Dataset items:
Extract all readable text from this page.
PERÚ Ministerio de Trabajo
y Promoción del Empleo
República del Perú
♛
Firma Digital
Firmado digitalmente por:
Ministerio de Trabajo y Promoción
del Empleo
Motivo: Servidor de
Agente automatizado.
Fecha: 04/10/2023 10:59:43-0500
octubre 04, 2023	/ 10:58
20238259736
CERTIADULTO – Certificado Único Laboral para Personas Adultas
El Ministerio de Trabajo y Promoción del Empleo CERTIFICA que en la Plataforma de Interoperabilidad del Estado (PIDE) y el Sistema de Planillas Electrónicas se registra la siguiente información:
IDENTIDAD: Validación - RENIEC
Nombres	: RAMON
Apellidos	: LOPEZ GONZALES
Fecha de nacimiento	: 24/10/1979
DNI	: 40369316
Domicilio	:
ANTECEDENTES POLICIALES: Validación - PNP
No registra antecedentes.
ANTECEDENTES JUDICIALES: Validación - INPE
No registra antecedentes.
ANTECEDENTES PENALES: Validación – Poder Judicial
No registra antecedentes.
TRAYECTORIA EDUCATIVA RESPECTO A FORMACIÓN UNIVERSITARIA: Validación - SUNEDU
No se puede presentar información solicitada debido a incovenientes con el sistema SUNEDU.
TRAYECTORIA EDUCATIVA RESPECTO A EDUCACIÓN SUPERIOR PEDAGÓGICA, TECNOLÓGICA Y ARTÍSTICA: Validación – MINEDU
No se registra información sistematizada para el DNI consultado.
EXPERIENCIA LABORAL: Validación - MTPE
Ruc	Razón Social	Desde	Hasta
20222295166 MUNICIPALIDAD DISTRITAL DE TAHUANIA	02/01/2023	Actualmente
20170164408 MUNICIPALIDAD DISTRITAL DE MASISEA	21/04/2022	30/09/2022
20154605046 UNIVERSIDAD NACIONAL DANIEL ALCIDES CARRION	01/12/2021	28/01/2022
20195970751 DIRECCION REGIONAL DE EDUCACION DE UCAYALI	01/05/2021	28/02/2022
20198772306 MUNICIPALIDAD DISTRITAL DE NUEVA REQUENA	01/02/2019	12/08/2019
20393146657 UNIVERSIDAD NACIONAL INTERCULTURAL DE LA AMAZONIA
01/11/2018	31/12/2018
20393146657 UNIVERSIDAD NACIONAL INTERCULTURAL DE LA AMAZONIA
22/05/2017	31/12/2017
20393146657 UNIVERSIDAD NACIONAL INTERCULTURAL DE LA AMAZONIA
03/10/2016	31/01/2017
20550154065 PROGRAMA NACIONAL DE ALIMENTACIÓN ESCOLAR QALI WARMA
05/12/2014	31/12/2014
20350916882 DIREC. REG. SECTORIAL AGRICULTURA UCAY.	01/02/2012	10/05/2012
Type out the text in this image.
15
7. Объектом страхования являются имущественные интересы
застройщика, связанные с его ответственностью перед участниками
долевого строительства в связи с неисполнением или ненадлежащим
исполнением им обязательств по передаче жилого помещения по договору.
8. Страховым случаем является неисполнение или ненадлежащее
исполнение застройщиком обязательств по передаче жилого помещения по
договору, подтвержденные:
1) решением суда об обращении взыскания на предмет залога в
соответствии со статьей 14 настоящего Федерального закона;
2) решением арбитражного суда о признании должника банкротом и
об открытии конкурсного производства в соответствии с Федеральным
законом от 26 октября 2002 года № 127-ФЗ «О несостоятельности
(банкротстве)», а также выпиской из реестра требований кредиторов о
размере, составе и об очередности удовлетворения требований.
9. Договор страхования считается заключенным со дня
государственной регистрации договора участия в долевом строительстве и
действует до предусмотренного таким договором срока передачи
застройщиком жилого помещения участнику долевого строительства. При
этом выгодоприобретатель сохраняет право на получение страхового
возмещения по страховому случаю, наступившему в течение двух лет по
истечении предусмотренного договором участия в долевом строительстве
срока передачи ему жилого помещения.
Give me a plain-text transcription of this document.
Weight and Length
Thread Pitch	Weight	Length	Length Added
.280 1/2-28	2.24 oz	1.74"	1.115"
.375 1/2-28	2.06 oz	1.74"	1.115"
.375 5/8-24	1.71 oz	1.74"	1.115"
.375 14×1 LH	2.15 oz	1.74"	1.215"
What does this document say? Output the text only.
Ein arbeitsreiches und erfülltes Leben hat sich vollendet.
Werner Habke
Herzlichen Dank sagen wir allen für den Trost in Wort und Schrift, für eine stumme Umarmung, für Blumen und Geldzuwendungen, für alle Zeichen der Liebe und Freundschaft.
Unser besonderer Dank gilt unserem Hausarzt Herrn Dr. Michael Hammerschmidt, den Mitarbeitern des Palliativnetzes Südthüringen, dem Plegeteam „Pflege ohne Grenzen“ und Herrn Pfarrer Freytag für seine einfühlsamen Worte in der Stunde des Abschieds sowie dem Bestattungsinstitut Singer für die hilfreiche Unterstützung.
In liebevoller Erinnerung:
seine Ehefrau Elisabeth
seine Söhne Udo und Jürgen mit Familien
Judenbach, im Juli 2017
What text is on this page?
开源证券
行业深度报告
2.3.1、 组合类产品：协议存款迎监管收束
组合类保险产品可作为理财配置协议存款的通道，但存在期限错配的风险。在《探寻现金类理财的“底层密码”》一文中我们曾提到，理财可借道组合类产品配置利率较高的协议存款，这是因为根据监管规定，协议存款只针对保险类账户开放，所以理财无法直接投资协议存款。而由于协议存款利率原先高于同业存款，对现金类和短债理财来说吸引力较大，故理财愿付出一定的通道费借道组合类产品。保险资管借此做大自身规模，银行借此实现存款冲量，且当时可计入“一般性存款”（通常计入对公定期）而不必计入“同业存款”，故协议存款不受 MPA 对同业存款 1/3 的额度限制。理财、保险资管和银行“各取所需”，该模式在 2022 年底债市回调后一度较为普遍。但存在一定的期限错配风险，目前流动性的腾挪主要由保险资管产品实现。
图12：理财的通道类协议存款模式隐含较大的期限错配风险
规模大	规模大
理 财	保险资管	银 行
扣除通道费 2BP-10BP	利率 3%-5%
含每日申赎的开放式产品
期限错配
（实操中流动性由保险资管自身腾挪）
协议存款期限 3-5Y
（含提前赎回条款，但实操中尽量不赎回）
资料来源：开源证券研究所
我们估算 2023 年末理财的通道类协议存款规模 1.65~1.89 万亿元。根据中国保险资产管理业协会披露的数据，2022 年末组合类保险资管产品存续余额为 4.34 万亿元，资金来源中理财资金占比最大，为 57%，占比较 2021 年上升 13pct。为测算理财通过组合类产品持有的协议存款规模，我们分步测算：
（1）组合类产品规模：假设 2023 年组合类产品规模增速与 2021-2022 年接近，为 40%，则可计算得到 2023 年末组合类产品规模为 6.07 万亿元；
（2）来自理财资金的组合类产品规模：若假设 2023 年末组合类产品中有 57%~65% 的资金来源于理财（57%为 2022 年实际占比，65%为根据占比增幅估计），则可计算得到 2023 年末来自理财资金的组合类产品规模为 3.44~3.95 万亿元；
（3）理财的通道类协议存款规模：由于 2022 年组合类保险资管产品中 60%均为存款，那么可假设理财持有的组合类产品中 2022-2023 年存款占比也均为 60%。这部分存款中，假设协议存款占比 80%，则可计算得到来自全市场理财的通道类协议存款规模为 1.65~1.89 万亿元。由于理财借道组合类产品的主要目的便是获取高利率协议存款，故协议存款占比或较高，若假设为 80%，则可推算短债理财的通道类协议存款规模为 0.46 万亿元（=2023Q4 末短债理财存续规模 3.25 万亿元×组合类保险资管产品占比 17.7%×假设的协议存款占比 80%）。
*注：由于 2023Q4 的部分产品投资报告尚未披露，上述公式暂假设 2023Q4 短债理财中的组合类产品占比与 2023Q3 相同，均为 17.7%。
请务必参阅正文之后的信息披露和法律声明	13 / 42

Work instructions: Copy each line of the listing that includes "MUNICIPALIDAD".

Output for this exercise:
20222295166 MUNICIPALIDAD DISTRITAL DE TAHUANIA	02/01/2023	Actualmente
20170164408 MUNICIPALIDAD DISTRITAL DE MASISEA	21/04/2022	30/09/2022
20198772306 MUNICIPALIDAD DISTRITAL DE NUEVA REQUENA	01/02/2019	12/08/2019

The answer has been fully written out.